======== The input

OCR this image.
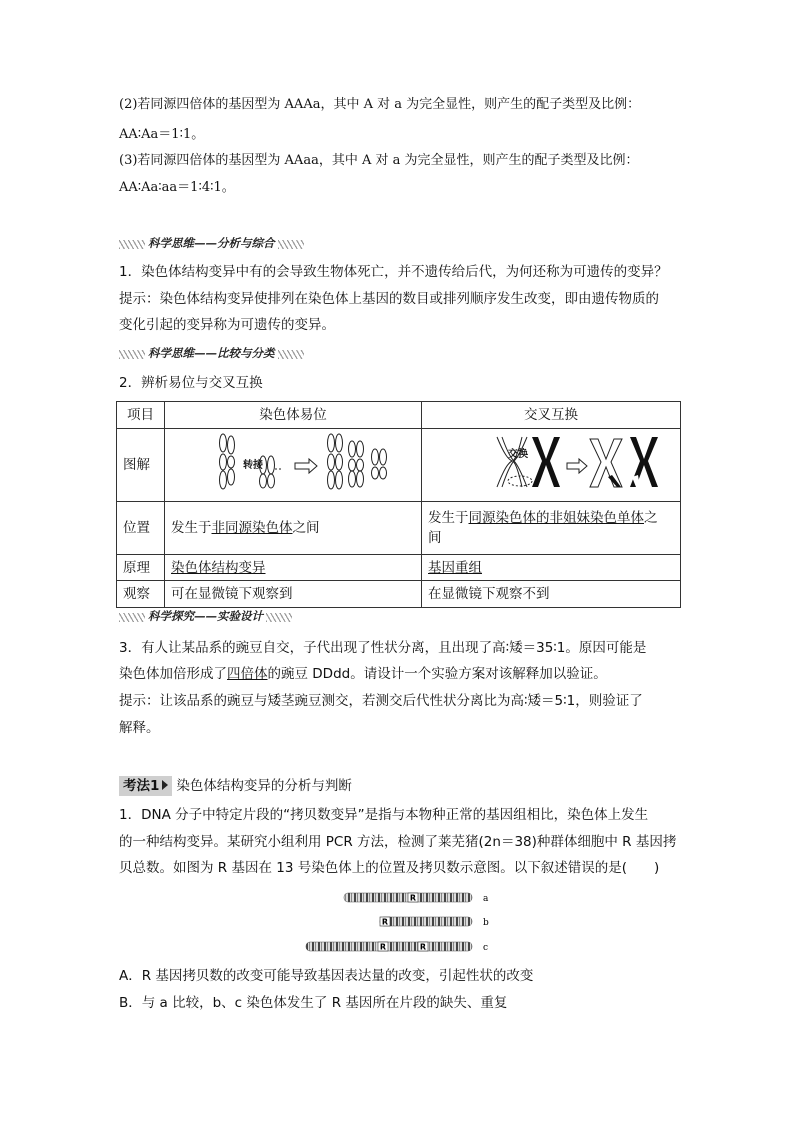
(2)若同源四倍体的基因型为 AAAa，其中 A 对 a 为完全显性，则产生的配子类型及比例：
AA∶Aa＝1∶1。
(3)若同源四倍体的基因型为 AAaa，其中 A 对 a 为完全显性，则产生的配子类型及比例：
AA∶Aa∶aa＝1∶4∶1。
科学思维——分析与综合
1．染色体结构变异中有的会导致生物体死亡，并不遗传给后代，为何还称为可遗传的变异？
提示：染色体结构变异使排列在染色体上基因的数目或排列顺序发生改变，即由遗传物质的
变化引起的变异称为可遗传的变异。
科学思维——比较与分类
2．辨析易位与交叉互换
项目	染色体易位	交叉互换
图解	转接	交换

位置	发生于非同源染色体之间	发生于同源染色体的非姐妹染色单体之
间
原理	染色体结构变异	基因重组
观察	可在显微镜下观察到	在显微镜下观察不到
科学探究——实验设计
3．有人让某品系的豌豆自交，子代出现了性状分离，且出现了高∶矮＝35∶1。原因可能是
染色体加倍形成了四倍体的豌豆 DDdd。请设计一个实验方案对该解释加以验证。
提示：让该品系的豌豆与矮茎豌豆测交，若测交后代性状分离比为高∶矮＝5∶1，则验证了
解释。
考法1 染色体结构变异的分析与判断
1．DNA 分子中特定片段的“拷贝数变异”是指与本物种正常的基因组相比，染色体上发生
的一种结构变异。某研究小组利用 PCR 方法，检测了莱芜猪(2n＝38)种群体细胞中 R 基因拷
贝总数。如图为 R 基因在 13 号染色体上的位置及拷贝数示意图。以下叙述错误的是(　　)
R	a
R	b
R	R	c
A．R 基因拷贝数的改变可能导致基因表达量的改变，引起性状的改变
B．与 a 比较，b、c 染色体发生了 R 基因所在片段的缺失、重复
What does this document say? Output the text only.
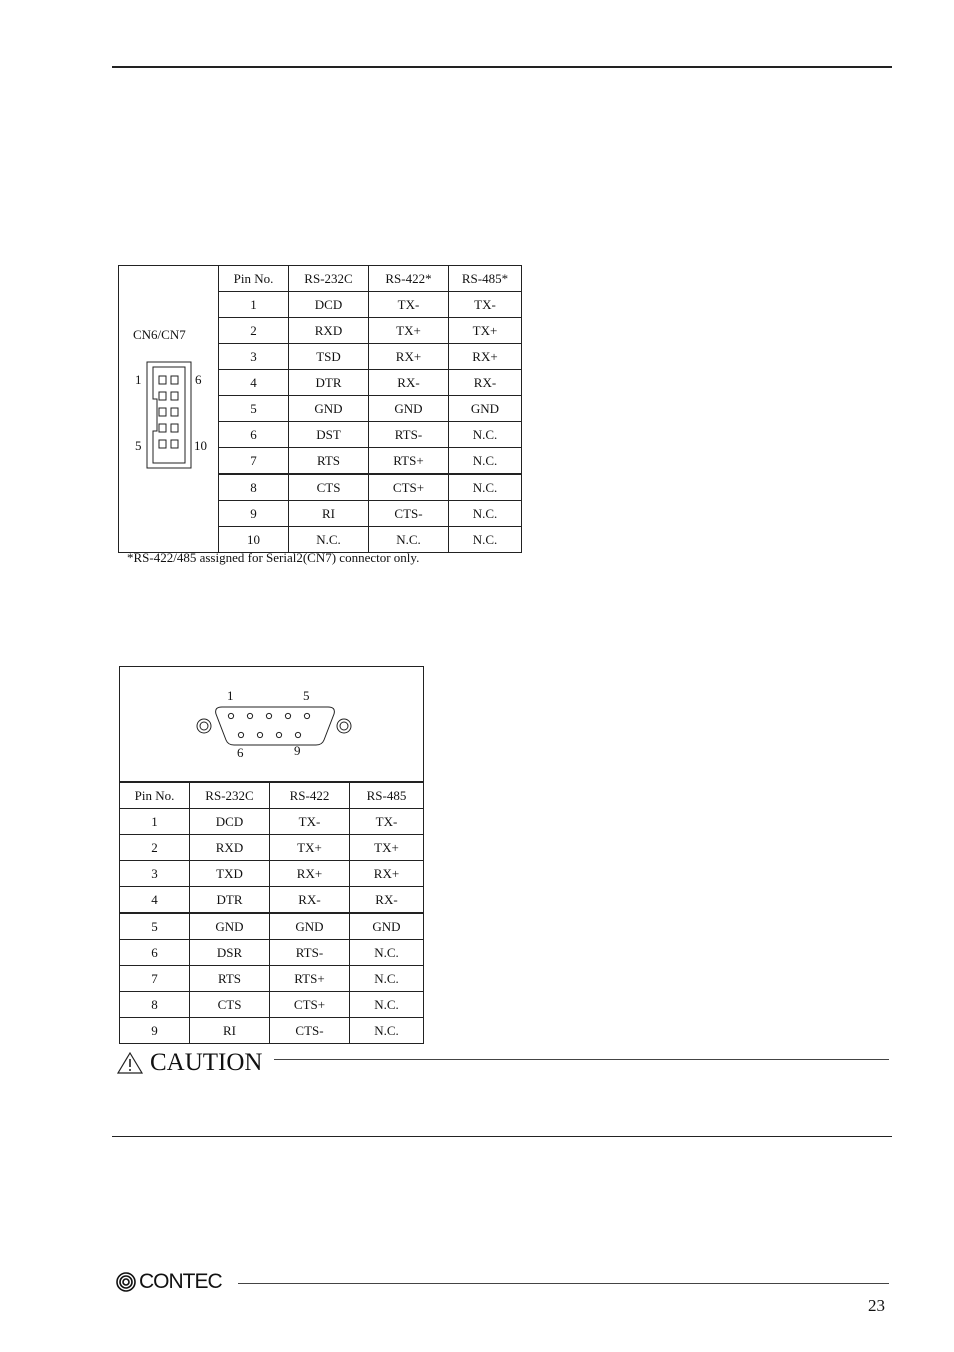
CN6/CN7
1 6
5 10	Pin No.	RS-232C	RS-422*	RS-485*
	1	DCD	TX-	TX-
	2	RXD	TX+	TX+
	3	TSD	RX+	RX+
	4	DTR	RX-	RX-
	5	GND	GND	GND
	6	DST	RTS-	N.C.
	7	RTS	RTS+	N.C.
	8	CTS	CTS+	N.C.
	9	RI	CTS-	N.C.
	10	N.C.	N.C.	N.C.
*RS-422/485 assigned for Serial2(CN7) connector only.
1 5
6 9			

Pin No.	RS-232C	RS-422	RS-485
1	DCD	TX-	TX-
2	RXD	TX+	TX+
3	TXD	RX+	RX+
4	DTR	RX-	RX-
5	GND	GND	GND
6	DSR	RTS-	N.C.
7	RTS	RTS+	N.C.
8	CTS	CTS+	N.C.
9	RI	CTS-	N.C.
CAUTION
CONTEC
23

================

## Exercise objective
For the listing above, give the number of lines in which the string "only" occurs, and nothing else.

## Solution for this exercise
2